# Défi
Extrais sans rien changer les lignes du début jusqu'à la ligne contenant "role-divider (170, 60, 172, 70)", celle-ci comprise.

★ ★ ★ ★ ★

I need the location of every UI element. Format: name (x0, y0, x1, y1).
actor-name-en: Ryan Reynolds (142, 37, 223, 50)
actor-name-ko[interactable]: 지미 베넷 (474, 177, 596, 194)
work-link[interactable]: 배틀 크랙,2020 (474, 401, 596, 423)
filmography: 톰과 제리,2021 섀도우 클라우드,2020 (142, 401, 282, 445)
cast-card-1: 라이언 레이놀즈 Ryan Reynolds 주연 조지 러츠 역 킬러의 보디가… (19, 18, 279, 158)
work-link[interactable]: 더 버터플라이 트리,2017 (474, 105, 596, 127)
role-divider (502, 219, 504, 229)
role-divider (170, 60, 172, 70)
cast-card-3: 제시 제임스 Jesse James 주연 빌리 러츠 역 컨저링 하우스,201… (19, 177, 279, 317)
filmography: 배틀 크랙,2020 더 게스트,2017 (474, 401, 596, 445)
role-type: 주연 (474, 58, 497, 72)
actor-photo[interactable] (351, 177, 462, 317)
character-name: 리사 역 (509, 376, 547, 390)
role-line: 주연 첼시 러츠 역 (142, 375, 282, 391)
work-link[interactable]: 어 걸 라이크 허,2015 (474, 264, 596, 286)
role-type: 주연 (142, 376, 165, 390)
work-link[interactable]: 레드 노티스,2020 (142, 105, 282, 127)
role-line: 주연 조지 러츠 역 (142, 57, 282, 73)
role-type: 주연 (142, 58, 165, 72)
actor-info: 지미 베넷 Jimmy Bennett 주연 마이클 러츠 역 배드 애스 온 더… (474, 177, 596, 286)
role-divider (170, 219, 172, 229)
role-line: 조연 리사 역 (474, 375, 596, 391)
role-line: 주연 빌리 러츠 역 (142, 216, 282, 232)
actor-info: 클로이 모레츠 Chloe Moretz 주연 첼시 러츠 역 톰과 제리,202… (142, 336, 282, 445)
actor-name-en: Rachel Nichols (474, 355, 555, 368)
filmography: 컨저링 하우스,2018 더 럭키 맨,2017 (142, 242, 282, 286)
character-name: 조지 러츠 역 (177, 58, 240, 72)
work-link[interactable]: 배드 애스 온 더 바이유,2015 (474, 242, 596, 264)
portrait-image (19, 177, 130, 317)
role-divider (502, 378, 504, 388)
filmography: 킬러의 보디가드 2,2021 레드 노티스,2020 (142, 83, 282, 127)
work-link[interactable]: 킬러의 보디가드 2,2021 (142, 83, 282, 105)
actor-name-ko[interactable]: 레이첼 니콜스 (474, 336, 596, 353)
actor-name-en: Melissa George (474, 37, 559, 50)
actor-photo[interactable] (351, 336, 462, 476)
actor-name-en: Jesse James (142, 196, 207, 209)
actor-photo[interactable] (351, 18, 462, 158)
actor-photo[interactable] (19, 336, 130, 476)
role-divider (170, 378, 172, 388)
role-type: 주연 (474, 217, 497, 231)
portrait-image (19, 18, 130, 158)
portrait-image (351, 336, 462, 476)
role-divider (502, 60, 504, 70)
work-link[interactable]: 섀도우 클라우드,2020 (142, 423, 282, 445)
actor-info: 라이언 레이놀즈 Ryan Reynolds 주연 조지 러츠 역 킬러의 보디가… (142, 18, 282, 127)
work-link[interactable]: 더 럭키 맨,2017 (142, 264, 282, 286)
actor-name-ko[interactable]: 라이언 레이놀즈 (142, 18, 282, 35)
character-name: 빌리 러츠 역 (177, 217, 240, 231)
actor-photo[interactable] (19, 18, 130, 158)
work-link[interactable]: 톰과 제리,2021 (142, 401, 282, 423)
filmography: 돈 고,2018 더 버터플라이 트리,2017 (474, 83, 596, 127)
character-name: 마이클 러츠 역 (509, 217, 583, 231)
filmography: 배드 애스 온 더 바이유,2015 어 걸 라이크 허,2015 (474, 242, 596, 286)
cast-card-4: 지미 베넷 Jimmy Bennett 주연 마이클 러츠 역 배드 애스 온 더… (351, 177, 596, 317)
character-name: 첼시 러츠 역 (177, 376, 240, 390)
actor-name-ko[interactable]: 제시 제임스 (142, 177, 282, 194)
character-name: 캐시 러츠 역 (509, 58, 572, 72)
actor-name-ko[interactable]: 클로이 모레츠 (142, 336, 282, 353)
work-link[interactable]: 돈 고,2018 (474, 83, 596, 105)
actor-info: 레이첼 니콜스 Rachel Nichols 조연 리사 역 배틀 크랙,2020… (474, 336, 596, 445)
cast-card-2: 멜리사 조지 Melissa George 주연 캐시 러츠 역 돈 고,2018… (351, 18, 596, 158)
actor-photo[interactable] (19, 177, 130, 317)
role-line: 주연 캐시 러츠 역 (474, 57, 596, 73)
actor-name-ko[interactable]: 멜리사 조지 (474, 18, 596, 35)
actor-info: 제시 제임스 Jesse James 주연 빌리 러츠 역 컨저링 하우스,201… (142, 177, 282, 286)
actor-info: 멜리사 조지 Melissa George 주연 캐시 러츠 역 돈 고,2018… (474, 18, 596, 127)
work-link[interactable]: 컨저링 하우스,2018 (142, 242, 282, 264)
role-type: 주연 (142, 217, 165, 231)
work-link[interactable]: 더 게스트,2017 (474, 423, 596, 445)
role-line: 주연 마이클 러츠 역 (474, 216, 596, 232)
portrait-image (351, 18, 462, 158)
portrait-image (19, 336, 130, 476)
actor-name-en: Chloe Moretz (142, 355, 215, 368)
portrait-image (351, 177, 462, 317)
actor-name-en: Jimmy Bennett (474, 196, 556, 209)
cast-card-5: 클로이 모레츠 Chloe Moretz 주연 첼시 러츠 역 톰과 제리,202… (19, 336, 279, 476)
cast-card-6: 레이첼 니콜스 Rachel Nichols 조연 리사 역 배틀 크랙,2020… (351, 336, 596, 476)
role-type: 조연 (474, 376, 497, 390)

★ ★ ★ ★ ★

# Résultat
I need the location of every UI element. Format: name (x0, y0, x1, y1).
actor-name-en: Ryan Reynolds (142, 37, 223, 50)
actor-name-ko[interactable]: 지미 베넷 (474, 177, 596, 194)
work-link[interactable]: 배틀 크랙,2020 (474, 401, 596, 423)
filmography: 톰과 제리,2021 섀도우 클라우드,2020 (142, 401, 282, 445)
cast-card-1: 라이언 레이놀즈 Ryan Reynolds 주연 조지 러츠 역 킬러의 보디가… (19, 18, 279, 158)
work-link[interactable]: 더 버터플라이 트리,2017 (474, 105, 596, 127)
role-divider (502, 219, 504, 229)
role-divider (170, 60, 172, 70)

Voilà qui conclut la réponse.